▸ **Given information**:

====

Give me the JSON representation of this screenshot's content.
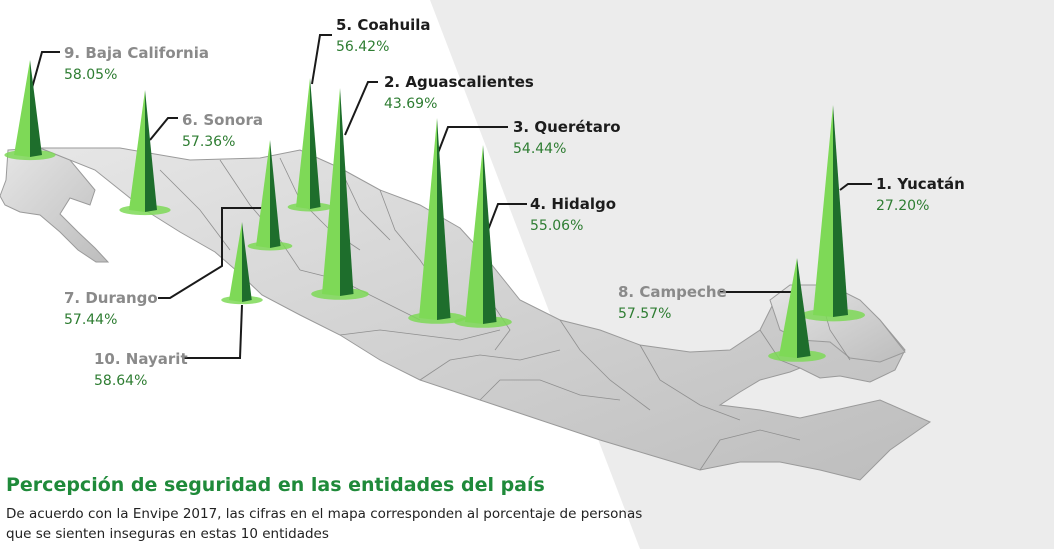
{
  "header": {
    "title": "Percepción de seguridad en las entidades del país",
    "subtitle": "De acuerdo con la Envipe 2017, las cifras en el mapa corresponden al porcentaje de personas que se sienten inseguras en estas 10 entidades"
  },
  "colors": {
    "accent": "#1f8a3a",
    "cone_light": "#7ed957",
    "cone_dark": "#1e6e2c",
    "value_text": "#2e7d32",
    "map_fill": "#d9d9d9",
    "background_band": "#e8e8e8"
  },
  "entities": [
    {
      "rank": "1.",
      "name": "Yucatán",
      "label": "1. Yucatán",
      "value": "27.20%",
      "pct": 27.2
    },
    {
      "rank": "2.",
      "name": "Aguascalientes",
      "label": "2. Aguascalientes",
      "value": "43.69%",
      "pct": 43.69
    },
    {
      "rank": "3.",
      "name": "Querétaro",
      "label": "3. Querétaro",
      "value": "54.44%",
      "pct": 54.44
    },
    {
      "rank": "4.",
      "name": "Hidalgo",
      "label": "4. Hidalgo",
      "value": "55.06%",
      "pct": 55.06
    },
    {
      "rank": "5.",
      "name": "Coahuila",
      "label": "5. Coahuila",
      "value": "56.42%",
      "pct": 56.42
    },
    {
      "rank": "6.",
      "name": "Sonora",
      "label": "6. Sonora",
      "value": "57.36%",
      "pct": 57.36
    },
    {
      "rank": "7.",
      "name": "Durango",
      "label": "7. Durango",
      "value": "57.44%",
      "pct": 57.44
    },
    {
      "rank": "8.",
      "name": "Campeche",
      "label": "8. Campeche",
      "value": "57.57%",
      "pct": 57.57
    },
    {
      "rank": "9.",
      "name": "Baja California",
      "label": "9. Baja California",
      "value": "58.05%",
      "pct": 58.05
    },
    {
      "rank": "10.",
      "name": "Nayarit",
      "label": "10. Nayarit",
      "value": "58.64%",
      "pct": 58.64
    }
  ]
}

====

▸ **What is needed**:
Leave the pictures out and output the rest of the listing exactly.

▸ **Output for this exercise**:
Give me the JSON representation of this screenshot's content.
{
  "header": {
    "title": "Percepción de seguridad en las entidades del país",
    "subtitle": "De acuerdo con la Envipe 2017, las cifras en el mapa corresponden al porcentaje de personas que se sienten inseguras en estas 10 entidades"
  },
  "colors": {
    "accent": "#1f8a3a",
    "cone_light": "#7ed957",
    "cone_dark": "#1e6e2c",
    "value_text": "#2e7d32",
    "map_fill": "#d9d9d9",
    "background_band": "#e8e8e8"
  },
  "entities": [
    {
      "rank": "1.",
      "name": "Yucatán",
      "label": "1. Yucatán",
      "value": "27.20%",
      "pct": 27.2
    },
    {
      "rank": "2.",
      "name": "Aguascalientes",
      "label": "2. Aguascalientes",
      "value": "43.69%",
      "pct": 43.69
    },
    {
      "rank": "3.",
      "name": "Querétaro",
      "label": "3. Querétaro",
      "value": "54.44%",
      "pct": 54.44
    },
    {
      "rank": "4.",
      "name": "Hidalgo",
      "label": "4. Hidalgo",
      "value": "55.06%",
      "pct": 55.06
    },
    {
      "rank": "5.",
      "name": "Coahuila",
      "label": "5. Coahuila",
      "value": "56.42%",
      "pct": 56.42
    },
    {
      "rank": "6.",
      "name": "Sonora",
      "label": "6. Sonora",
      "value": "57.36%",
      "pct": 57.36
    },
    {
      "rank": "7.",
      "name": "Durango",
      "label": "7. Durango",
      "value": "57.44%",
      "pct": 57.44
    },
    {
      "rank": "8.",
      "name": "Campeche",
      "label": "8. Campeche",
      "value": "57.57%",
      "pct": 57.57
    },
    {
      "rank": "9.",
      "name": "Baja California",
      "label": "9. Baja California",
      "value": "58.05%",
      "pct": 58.05
    },
    {
      "rank": "10.",
      "name": "Nayarit",
      "label": "10. Nayarit",
      "value": "58.64%",
      "pct": 58.64
    }
  ]
}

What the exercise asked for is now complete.